Text segment:
It could have been longer--feature-length, even--had Noble used all of the interview footage he shot. According to the affable 26-year-old filmmaker, whose senior project at Brigham Young University this was, "We shot two or three rolls of him, and it was just his usual media facade. It was our big thing, and we ended up not using any of it. I wanted the real Joe."
Based on the film as it stands, a viewer might wonder if there was any difference between the Real Joe and the Media Facade. A Day With Sheriff Joe, shot not in one day but over 10 or 12 days in June and September of 1996, shows Arpaio talking to camera crews, to school assemblies, to Republican groups. It's all his usual rap--he's got everybody's support 'cause he's saving the county so much money, but they're all out to get him, but he's not paranoid, and above all, he's not doing any of this for the publicity or nothin' like that. And he makes the inmates wear pink underwear, y'know.
There's no mention of the charges against him of brutality or neglect, although Noble began shooting just two weeks after the death of inmate Scott Norberg. "Somebody gave me the impression that I might as well not even ask him about it," says Noble, "but it definitely was hanging over the shooting."
We see Arpaio irritably responding briefly to gripes by female prisoners on the women's side of Tent City, and there's a segment featuring a chain gang with an excellent song by the Revenants (then called Suicide Kings) on the soundtrack. We see Arpaio at home, watching himself on the Dennis Miller show with his wife--"A wonderful woman, by the way," remarks Noble. "She's probably a saint, considering." What we don't see is Arpaio doing a single bit of administrative work. You'd think he was in show business. The video box for Noble's film promises the portrait of an "exciting and refreshing man and his message," but intentionally or not, A Day With Sheriff Joe emerges less as a puff piece than as the expose of a media pig.

Instructions:
**1)** In the review of A Day With Sheriff Joe, why did Noble leave out the interview footage he shot of Arpaio? Answer in one to three sentences.
**2)** Pick up the review of A Day With Sheriff Joe after its last sentence and keep writing.

Data:
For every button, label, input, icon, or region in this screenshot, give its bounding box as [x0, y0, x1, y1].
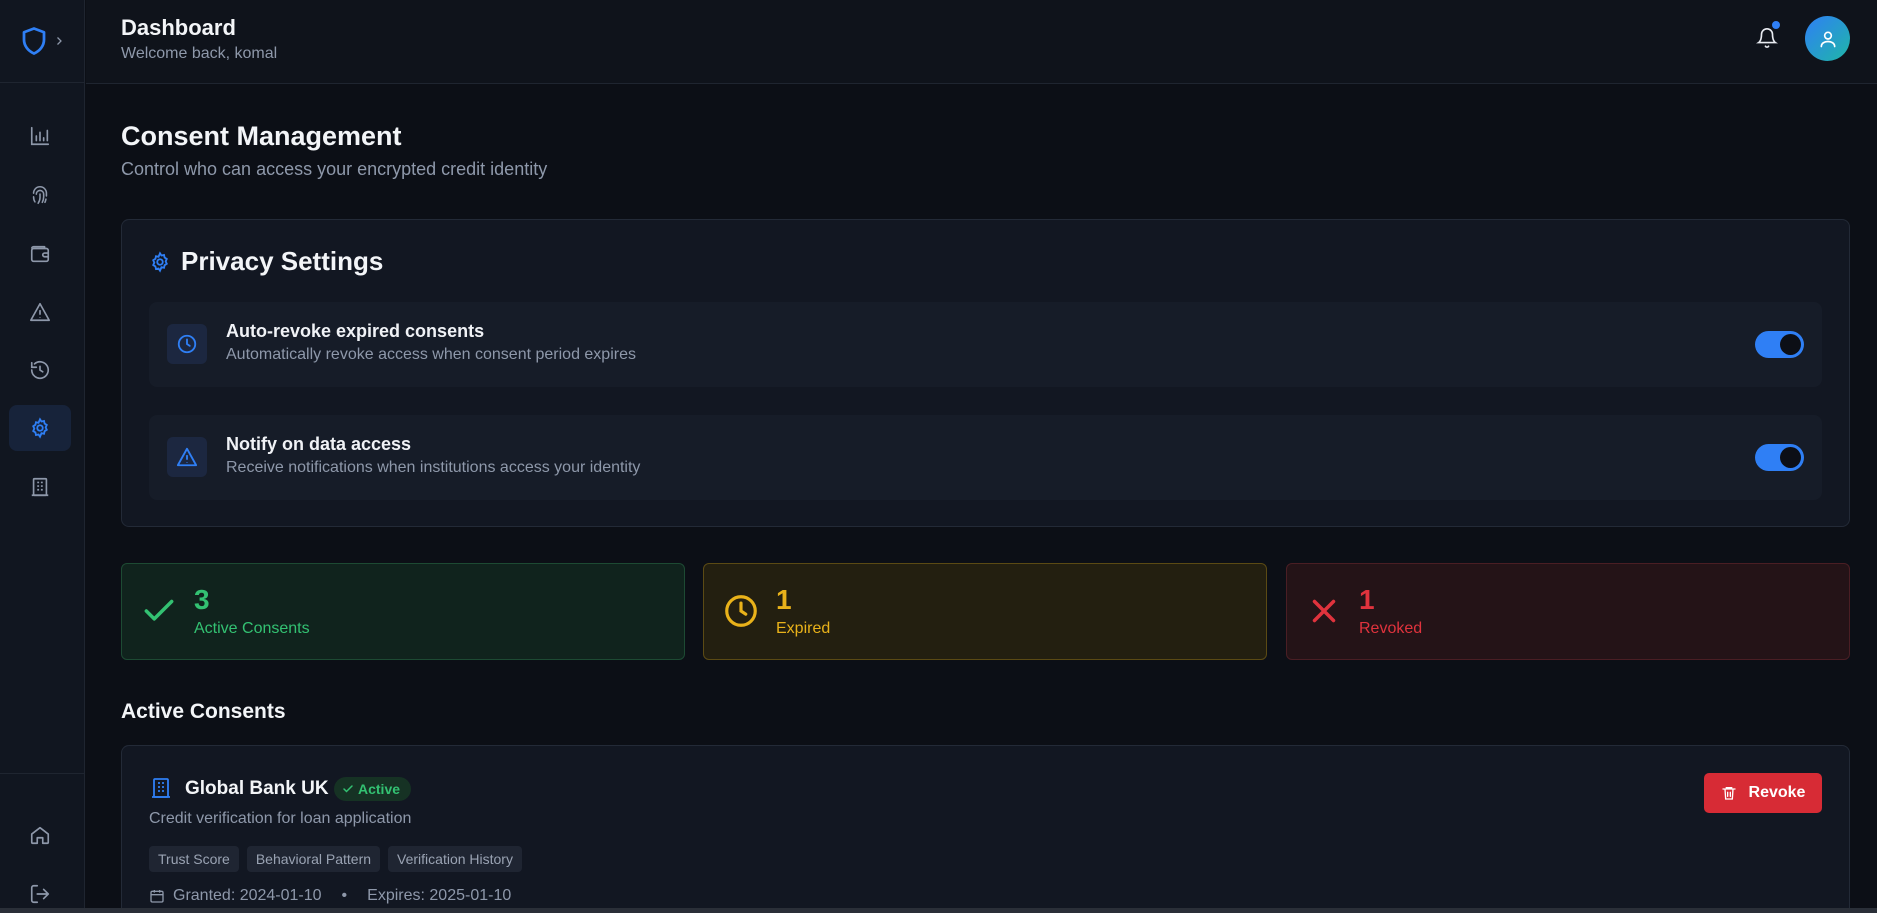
check-icon: [144, 599, 174, 621]
data-tag: Behavioral Pattern: [246, 846, 381, 872]
history-icon: [30, 361, 50, 380]
setting-icon-box: [167, 324, 207, 364]
alert-triangle-icon: [176, 447, 198, 467]
active-consents-heading: Active Consents: [121, 700, 286, 723]
setting-icon-box: [167, 437, 207, 477]
sidebar-item-wallet[interactable]: [9, 231, 71, 277]
shield-logo-icon: [22, 27, 46, 55]
consent-dates: Granted: 2024-01-10 • Expires: 2025-01-1…: [149, 887, 511, 905]
stat-active-consents: 3 Active Consents: [121, 563, 685, 660]
fingerprint-icon: [32, 185, 48, 205]
logout-icon: [30, 884, 50, 904]
top-header: Dashboard Welcome back, komal: [86, 0, 1877, 84]
setting-notify-access: Notify on data access Receive notificati…: [149, 415, 1822, 500]
status-badge: Active: [334, 777, 412, 801]
sidebar-item-logout[interactable]: [9, 871, 71, 913]
building-icon: [152, 778, 170, 798]
setting-description: Receive notifications when institutions …: [226, 459, 641, 476]
consent-purpose: Credit verification for loan application: [149, 810, 412, 827]
privacy-settings-heading: Privacy Settings: [149, 246, 383, 277]
data-tag: Verification History: [388, 846, 522, 872]
alert-triangle-icon: [30, 302, 50, 322]
building-icon: [31, 477, 49, 497]
sidebar-item-settings[interactable]: [9, 405, 71, 451]
sidebar-item-home[interactable]: [9, 812, 71, 858]
revoke-label: Revoke: [1748, 784, 1806, 801]
sidebar-item-institutions[interactable]: [9, 464, 71, 510]
setting-label: Auto-revoke expired consents: [226, 321, 485, 341]
data-tags: Trust Score Behavioral Pattern Verificat…: [149, 846, 522, 872]
avatar[interactable]: [1805, 16, 1850, 61]
sidebar-logo[interactable]: [0, 0, 84, 83]
sidebar-item-history[interactable]: [9, 347, 71, 393]
chevron-right-icon: [57, 37, 62, 45]
expires-date: Expires: 2025-01-10: [367, 887, 512, 904]
date-separator: •: [341, 887, 348, 904]
toggle-knob: [1780, 334, 1801, 355]
check-icon: [343, 785, 353, 793]
page-subtitle: Control who can access your encrypted cr…: [121, 159, 548, 179]
auto-revoke-toggle[interactable]: [1755, 331, 1804, 358]
stat-value: 1: [776, 584, 792, 615]
privacy-settings-card: Privacy Settings Auto-revoke expired con…: [121, 219, 1850, 527]
x-icon: [1312, 599, 1336, 623]
setting-description: Automatically revoke access when consent…: [226, 346, 636, 363]
stat-value: 1: [1359, 584, 1375, 615]
clock-icon: [725, 595, 757, 627]
sidebar-bottom: [0, 773, 85, 913]
sidebar-item-alerts[interactable]: [9, 289, 71, 335]
revoke-button[interactable]: Revoke: [1704, 773, 1822, 813]
sidebar: [0, 0, 85, 913]
setting-label: Notify on data access: [226, 434, 412, 454]
sidebar-item-analytics[interactable]: [9, 113, 71, 159]
clock-icon: [177, 334, 197, 354]
notification-dot: [1772, 21, 1780, 29]
header-title: Dashboard: [121, 15, 236, 40]
bar-chart-icon: [30, 126, 50, 146]
privacy-settings-title: Privacy Settings: [181, 246, 384, 276]
setting-auto-revoke: Auto-revoke expired consents Automatical…: [149, 302, 1822, 387]
home-icon: [30, 826, 50, 845]
consent-card: Global Bank UK Active Credit verificatio…: [121, 745, 1850, 913]
toggle-knob: [1780, 447, 1801, 468]
notify-access-toggle[interactable]: [1755, 444, 1804, 471]
granted-date: Granted: 2024-01-10: [173, 887, 322, 904]
calendar-icon: [150, 890, 164, 903]
data-tag: Trust Score: [149, 846, 239, 872]
stat-expired: 1 Expired: [703, 563, 1267, 660]
sidebar-item-identity[interactable]: [9, 172, 71, 218]
stat-revoked: 1 Revoked: [1286, 563, 1850, 660]
gear-icon: [152, 250, 168, 273]
stat-value: 3: [194, 584, 210, 615]
gear-icon: [32, 417, 48, 439]
trash-icon: [1721, 787, 1736, 800]
status-badge-label: Active: [358, 781, 401, 797]
bell-icon[interactable]: [1756, 27, 1778, 49]
stat-label: Active Consents: [194, 620, 310, 637]
stat-label: Expired: [776, 620, 831, 637]
page-title: Consent Management: [121, 121, 402, 151]
wallet-icon: [30, 245, 50, 263]
user-icon: [1820, 30, 1835, 47]
institution-name: Global Bank UK: [185, 778, 329, 799]
header-subtitle: Welcome back, komal: [121, 45, 278, 62]
horizontal-scrollbar[interactable]: [0, 908, 1877, 913]
stat-label: Revoked: [1359, 620, 1423, 637]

Results in order:
**1)** Noble dropped the two or three rolls of interviews because they showed only Arpaio's usual media facade. He wanted to show "the real Joe" instead.

**2)**
"I tried to be as objective as possible," says Noble, who, as Arpaio's Leni Riefenstahl, speaks of the sheriff with amusement. "Personally, I kind of enjoy his humorous side. He's a really happy-go-lucky kind of guy. I can't say I particularly agree with his policies." Noble admits that the video-box copy was written partly in hopes of selling the film through right-wing magazines. "It's how the sheriff likes to see himself, and how people like to see him. I sold out," he sighs. Noble's been having a hard time marketing the film, even to Arpaio supporters, and that isn't surprising, even though it's a professionally made piece of work. For one thing, the media market is saturated with Arpaio images, and for another, Arpaio's a pretty boring camera subject. Once you've gotten over your astonishment that this man is actually our county turnkey--indeed, that he's been given any position of responsibility--there's not much else of interest about him.
It's possible that Arpaio agrees. Recently Noble showed his film to the sheriff and his wife. The sheriff's response? "He laughed the whole time," says Noble. "He just said, 'Why did you do this? You think this is a documentary? This is a comedy.'" Maybe Arpaio should think about switching to film criticism.
There are two wonderful moments in A Day With Sheriff Joe, and both of them are funny. In one, Noble pans from Joe's blabbing face to his feet, and we see his ankles peeking between his socks and his pant cuffs. In the other, for which Noble credits his cinematographer Michael Van Wagenen, we see Arpaio's voice coming out of his shadow as he speaks at a podium. It's a great visual metaphor--the outline of a lawman, free of substance but plenty full of talk.
A Day With Sheriff Joe will be screened at 7 p.m. Thursday, July 30, at Harkins Camelview 5, located on Goldwater Boulevard north of Camelback in Scottsdale. A $3 donation is requested. A video version for $15 can be ordered by calling 598-2796.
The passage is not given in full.